Stored entries =>

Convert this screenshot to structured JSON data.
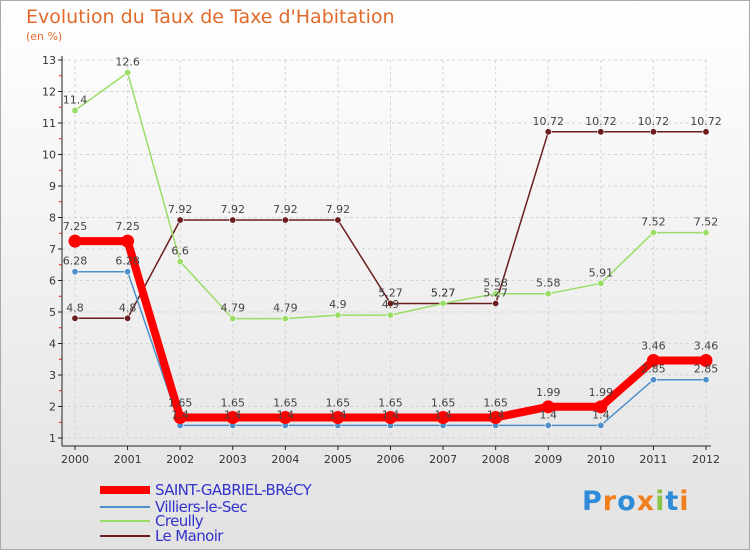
{
  "title": "Evolution du Taux de Taxe d'Habitation",
  "unit": "(en %)",
  "legend": [
    {
      "name": "SAINT-GABRIEL-BRéCY",
      "color": "#ff0000"
    },
    {
      "name": "Villiers-le-Sec",
      "color": "#4f8fc9"
    },
    {
      "name": "Creully",
      "color": "#99dd66"
    },
    {
      "name": "Le Manoir",
      "color": "#6b1c1c"
    }
  ],
  "logo": {
    "text": "Proxiti",
    "colors": [
      "#2e8bd8",
      "#f07f1e",
      "#2e8bd8",
      "#f07f1e",
      "#8bc34a",
      "#2e8bd8",
      "#f07f1e"
    ]
  },
  "chart_data": {
    "type": "line",
    "title": "Evolution du Taux de Taxe d'Habitation",
    "ylabel": "(en %)",
    "xlabel": "",
    "x": [
      "2000",
      "2001",
      "2002",
      "2003",
      "2004",
      "2005",
      "2006",
      "2007",
      "2008",
      "2009",
      "2010",
      "2011",
      "2012"
    ],
    "ylim": [
      1,
      13
    ],
    "yticks": [
      "1",
      "2",
      "3",
      "4",
      "5",
      "6",
      "7",
      "8",
      "9",
      "10",
      "11",
      "12",
      "13"
    ],
    "series": [
      {
        "name": "SAINT-GABRIEL-BRéCY",
        "color": "#ff0000",
        "values": [
          7.25,
          7.25,
          1.65,
          1.65,
          1.65,
          1.65,
          1.65,
          1.65,
          1.65,
          1.99,
          1.99,
          3.46,
          3.46
        ],
        "labels": [
          "7.25",
          "7.25",
          "1.65",
          "1.65",
          "1.65",
          "1.65",
          "1.65",
          "1.65",
          "1.65",
          "1.99",
          "1.99",
          "3.46",
          "3.46"
        ]
      },
      {
        "name": "Villiers-le-Sec",
        "color": "#4f8fc9",
        "values": [
          6.28,
          6.28,
          1.4,
          1.4,
          1.4,
          1.4,
          1.4,
          1.4,
          1.4,
          1.4,
          1.4,
          2.85,
          2.85
        ],
        "labels": [
          "6.28",
          "6.28",
          "1.4",
          "1.4",
          "1.4",
          "1.4",
          "1.4",
          "1.4",
          "1.4",
          "1.4",
          "1.4",
          "2.85",
          "2.85"
        ]
      },
      {
        "name": "Creully",
        "color": "#99dd66",
        "values": [
          11.4,
          12.6,
          6.6,
          4.79,
          4.79,
          4.9,
          4.9,
          5.27,
          5.58,
          5.58,
          5.91,
          7.52,
          7.52
        ],
        "labels": [
          "11.4",
          "12.6",
          "6.6",
          "4.79",
          "4.79",
          "4.9",
          "4.9",
          "5.27",
          "5.58",
          "5.58",
          "5.91",
          "7.52",
          "7.52"
        ]
      },
      {
        "name": "Le Manoir",
        "color": "#6b1c1c",
        "values": [
          4.8,
          4.8,
          7.92,
          7.92,
          7.92,
          7.92,
          5.27,
          5.27,
          5.27,
          10.72,
          10.72,
          10.72,
          10.72
        ],
        "labels": [
          "4.8",
          "4.8",
          "7.92",
          "7.92",
          "7.92",
          "7.92",
          "5.27",
          "5.27",
          "5.27",
          "10.72",
          "10.72",
          "10.72",
          "10.72"
        ]
      }
    ]
  }
}
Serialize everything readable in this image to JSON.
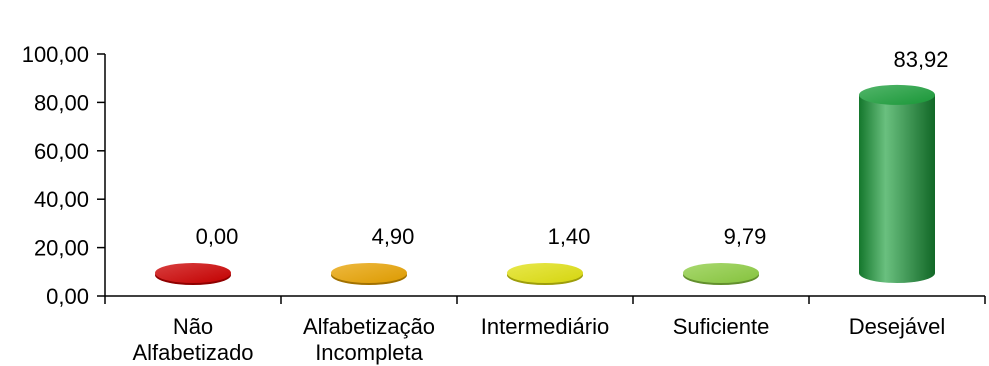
{
  "chart_data": {
    "type": "bar",
    "style": "3d-cylinder",
    "categories": [
      [
        "Não",
        "Alfabetizado"
      ],
      [
        "Alfabetização",
        "Incompleta"
      ],
      [
        "Intermediário"
      ],
      [
        "Suficiente"
      ],
      [
        "Desejável"
      ]
    ],
    "values": [
      0.0,
      4.9,
      1.4,
      9.79,
      83.92
    ],
    "data_labels": [
      "0,00",
      "4,90",
      "1,40",
      "9,79",
      "83,92"
    ],
    "colors": [
      "#cc0000",
      "#e8a200",
      "#e0e010",
      "#8ccc40",
      "#1a9e3a"
    ],
    "y_ticks": [
      "0,00",
      "20,00",
      "40,00",
      "60,00",
      "80,00",
      "100,00"
    ],
    "ylim": [
      0,
      100
    ],
    "grid": false,
    "legend": "none"
  }
}
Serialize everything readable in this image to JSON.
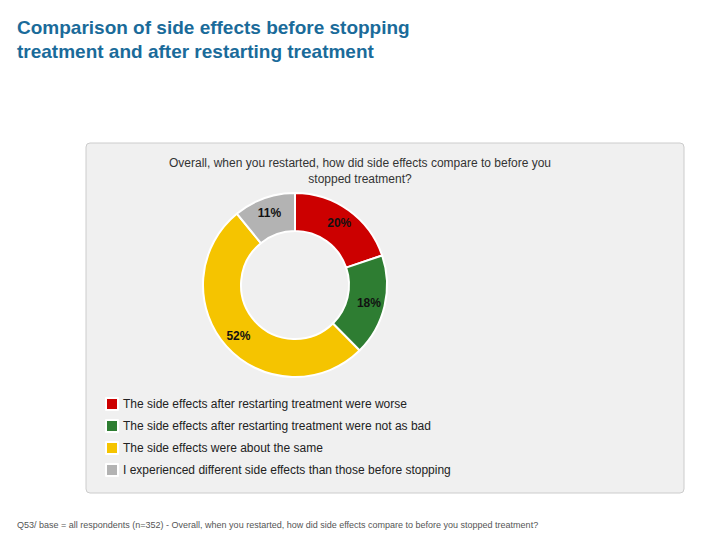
{
  "chart_data": {
    "type": "pie",
    "title": "Comparison of side effects before stopping\ntreatment and after restarting treatment",
    "subtitle": "Overall, when you restarted, how did side effects compare to before you\nstopped treatment?",
    "categories": [
      "The side effects after restarting treatment were worse",
      "The side effects after restarting treatment were not as bad",
      "The side effects were about the same",
      "I experienced different side effects than those before stopping"
    ],
    "values": [
      20,
      18,
      52,
      11
    ],
    "value_labels": [
      "20%",
      "18%",
      "52%",
      "11%"
    ],
    "colors": [
      "#cc0000",
      "#2e7d32",
      "#f5c400",
      "#b3b3b3"
    ],
    "data_labels": true,
    "legend": "lower left",
    "annotations": [
      "Q53/ base = all respondents (n=352) - Overall, when you restarted, how did side effects compare to before you stopped treatment?"
    ]
  }
}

STATED TASK => Count every line of the material above that holds the string "BRéCY", then state only the total.

WRITTEN RESPONSE => 2